── Exercise materials

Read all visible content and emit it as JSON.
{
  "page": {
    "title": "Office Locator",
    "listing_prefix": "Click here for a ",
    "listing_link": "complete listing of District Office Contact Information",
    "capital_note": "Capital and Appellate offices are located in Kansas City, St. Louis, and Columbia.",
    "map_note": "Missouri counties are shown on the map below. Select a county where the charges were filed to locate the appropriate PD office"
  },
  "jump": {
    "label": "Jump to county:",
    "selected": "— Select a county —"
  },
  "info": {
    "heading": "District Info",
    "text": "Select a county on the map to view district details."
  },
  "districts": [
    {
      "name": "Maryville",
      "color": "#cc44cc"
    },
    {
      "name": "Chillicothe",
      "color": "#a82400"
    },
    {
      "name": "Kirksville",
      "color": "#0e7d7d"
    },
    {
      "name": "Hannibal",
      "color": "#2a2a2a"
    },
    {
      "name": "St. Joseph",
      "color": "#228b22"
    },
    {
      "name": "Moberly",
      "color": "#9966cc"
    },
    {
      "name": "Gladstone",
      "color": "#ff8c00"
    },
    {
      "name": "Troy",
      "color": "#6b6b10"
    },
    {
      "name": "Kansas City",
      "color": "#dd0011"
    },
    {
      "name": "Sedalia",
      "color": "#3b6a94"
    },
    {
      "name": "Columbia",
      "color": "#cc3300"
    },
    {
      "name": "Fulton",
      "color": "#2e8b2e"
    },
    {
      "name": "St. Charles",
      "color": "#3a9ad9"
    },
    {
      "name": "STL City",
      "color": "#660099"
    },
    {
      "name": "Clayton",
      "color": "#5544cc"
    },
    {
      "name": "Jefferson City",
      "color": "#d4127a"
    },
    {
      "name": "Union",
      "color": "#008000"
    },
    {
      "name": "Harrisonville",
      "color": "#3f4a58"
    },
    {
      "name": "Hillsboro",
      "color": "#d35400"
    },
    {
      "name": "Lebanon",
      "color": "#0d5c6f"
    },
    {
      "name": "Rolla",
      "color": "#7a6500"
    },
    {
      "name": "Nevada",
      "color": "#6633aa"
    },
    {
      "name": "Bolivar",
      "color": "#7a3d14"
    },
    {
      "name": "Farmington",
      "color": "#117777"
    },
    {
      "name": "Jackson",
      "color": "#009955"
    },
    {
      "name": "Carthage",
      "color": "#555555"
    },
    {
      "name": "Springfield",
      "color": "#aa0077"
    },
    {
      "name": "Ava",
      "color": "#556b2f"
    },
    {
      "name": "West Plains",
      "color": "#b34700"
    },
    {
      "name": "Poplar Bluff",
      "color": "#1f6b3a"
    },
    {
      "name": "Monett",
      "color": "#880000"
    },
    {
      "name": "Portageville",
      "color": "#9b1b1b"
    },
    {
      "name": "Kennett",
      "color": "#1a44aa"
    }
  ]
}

────

Task brief:
Return every line above that contains the word "Columbia".

Written answer:
    "capital_note": "Capital and Appellate offices are located in Kansas City, St. Louis, and Columbia.",
      "name": "Columbia",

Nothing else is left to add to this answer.